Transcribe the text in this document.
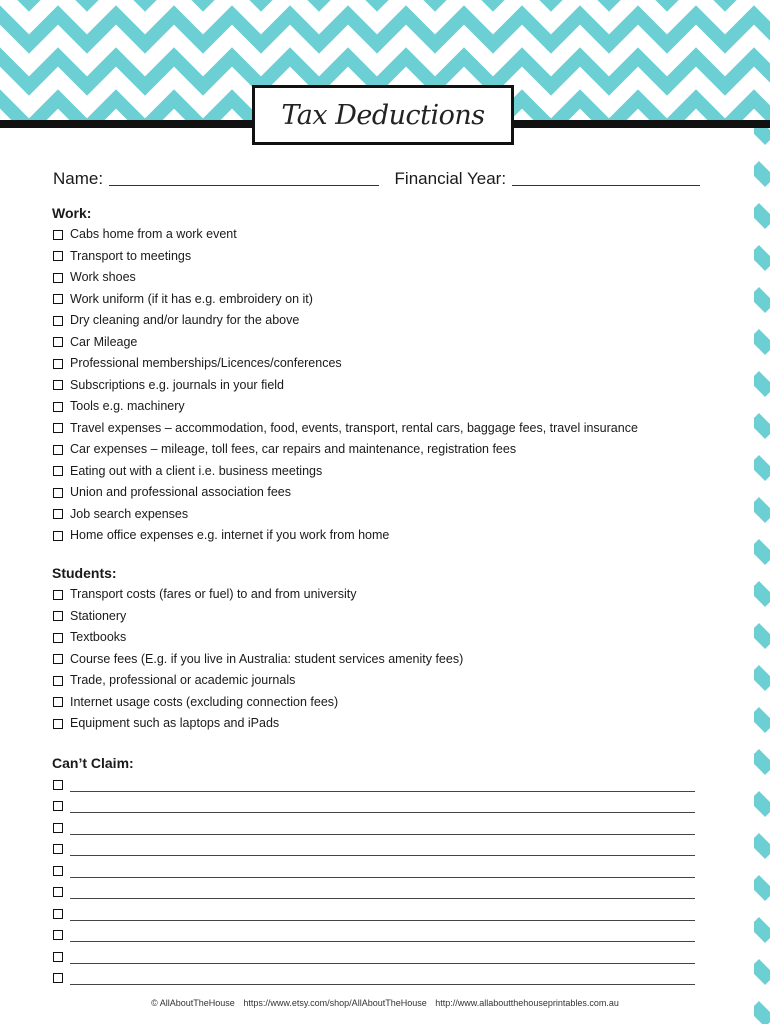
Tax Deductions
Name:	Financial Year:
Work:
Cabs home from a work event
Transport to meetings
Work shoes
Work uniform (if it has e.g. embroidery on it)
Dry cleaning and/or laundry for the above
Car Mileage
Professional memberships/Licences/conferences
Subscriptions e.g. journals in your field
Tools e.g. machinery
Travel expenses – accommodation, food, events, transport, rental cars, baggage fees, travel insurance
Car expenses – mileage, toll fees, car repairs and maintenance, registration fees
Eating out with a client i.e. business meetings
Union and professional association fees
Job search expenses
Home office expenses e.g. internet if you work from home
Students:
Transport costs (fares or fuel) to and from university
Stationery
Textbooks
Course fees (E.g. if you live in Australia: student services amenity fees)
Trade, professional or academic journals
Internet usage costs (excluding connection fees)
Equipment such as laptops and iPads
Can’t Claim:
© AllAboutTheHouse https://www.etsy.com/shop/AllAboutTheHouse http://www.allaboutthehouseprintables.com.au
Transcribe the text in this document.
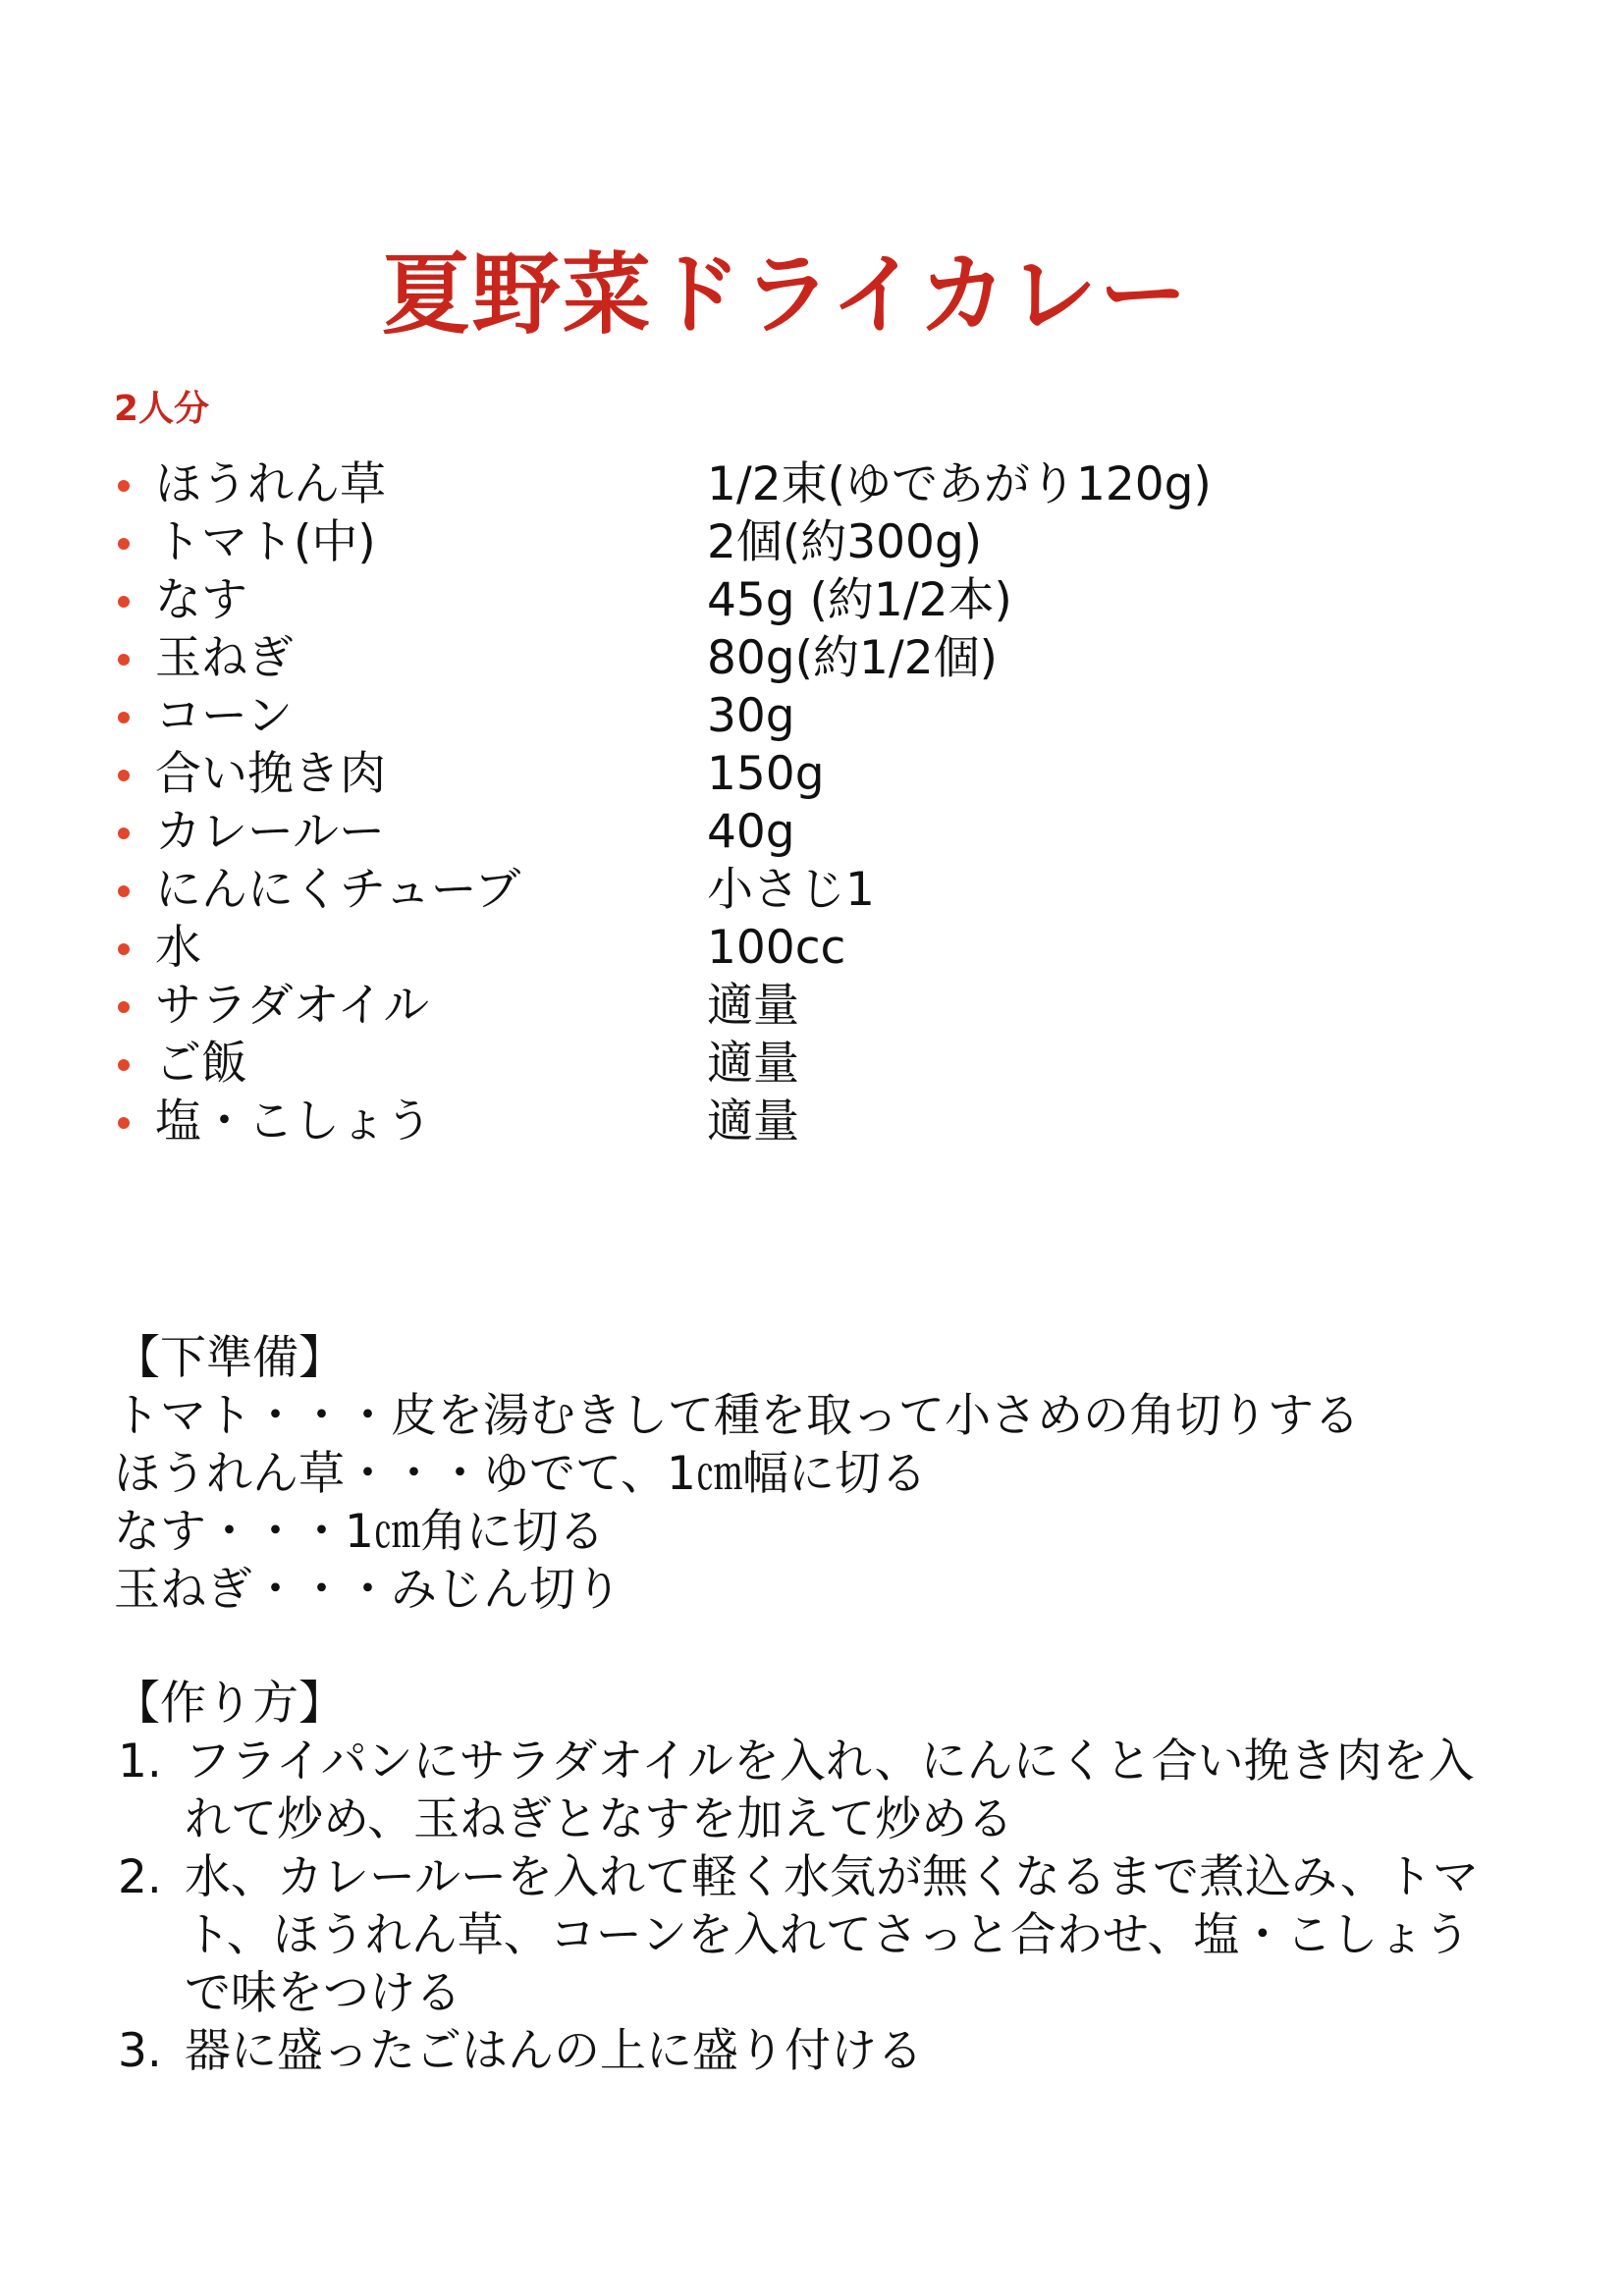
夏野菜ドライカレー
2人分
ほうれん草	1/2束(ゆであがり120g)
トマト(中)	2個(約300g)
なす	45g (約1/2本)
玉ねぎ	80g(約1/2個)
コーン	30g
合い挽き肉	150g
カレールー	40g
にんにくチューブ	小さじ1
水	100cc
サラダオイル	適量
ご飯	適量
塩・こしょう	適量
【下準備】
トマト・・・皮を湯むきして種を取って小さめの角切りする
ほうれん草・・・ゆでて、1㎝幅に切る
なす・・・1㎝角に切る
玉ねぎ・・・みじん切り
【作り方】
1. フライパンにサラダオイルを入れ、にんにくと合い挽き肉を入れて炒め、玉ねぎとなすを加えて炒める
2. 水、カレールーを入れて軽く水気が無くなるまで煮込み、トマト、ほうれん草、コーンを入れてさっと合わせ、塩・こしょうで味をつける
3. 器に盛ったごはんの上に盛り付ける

:::

WHAT TO PRODUCE:
Copy the records above exactly, leaving out every picture.

ANSWER FOR THIS EXERCISE:
Transcribe the text in this document.
Tax Deductions
Name:	Financial Year:
Work:
Cabs home from a work event
Transport to meetings
Work shoes
Work uniform (if it has e.g. embroidery on it)
Dry cleaning and/or laundry for the above
Car Mileage
Professional memberships/Licences/conferences
Subscriptions e.g. journals in your field
Tools e.g. machinery
Travel expenses – accommodation, food, events, transport, rental cars, baggage fees, travel insurance
Car expenses – mileage, toll fees, car repairs and maintenance, registration fees
Eating out with a client i.e. business meetings
Union and professional association fees
Job search expenses
Home office expenses e.g. internet if you work from home
Students:
Transport costs (fares or fuel) to and from university
Stationery
Textbooks
Course fees (E.g. if you live in Australia: student services amenity fees)
Trade, professional or academic journals
Internet usage costs (excluding connection fees)
Equipment such as laptops and iPads
Can’t Claim:
© AllAboutTheHouse https://www.etsy.com/shop/AllAboutTheHouse http://www.allaboutthehouseprintables.com.au
Transcribe the text in this document.
夏野菜ドライカレー
2人分
ほうれん草	1/2束(ゆであがり120g)
トマト(中)	2個(約300g)
なす	45g (約1/2本)
玉ねぎ	80g(約1/2個)
コーン	30g
合い挽き肉	150g
カレールー	40g
にんにくチューブ	小さじ1
水	100cc
サラダオイル	適量
ご飯	適量
塩・こしょう	適量
【下準備】
トマト・・・皮を湯むきして種を取って小さめの角切りする
ほうれん草・・・ゆでて、1㎝幅に切る
なす・・・1㎝角に切る
玉ねぎ・・・みじん切り
【作り方】
1. フライパンにサラダオイルを入れ、にんにくと合い挽き肉を入れて炒め、玉ねぎとなすを加えて炒める
2. 水、カレールーを入れて軽く水気が無くなるまで煮込み、トマト、ほうれん草、コーンを入れてさっと合わせ、塩・こしょうで味をつける
3. 器に盛ったごはんの上に盛り付ける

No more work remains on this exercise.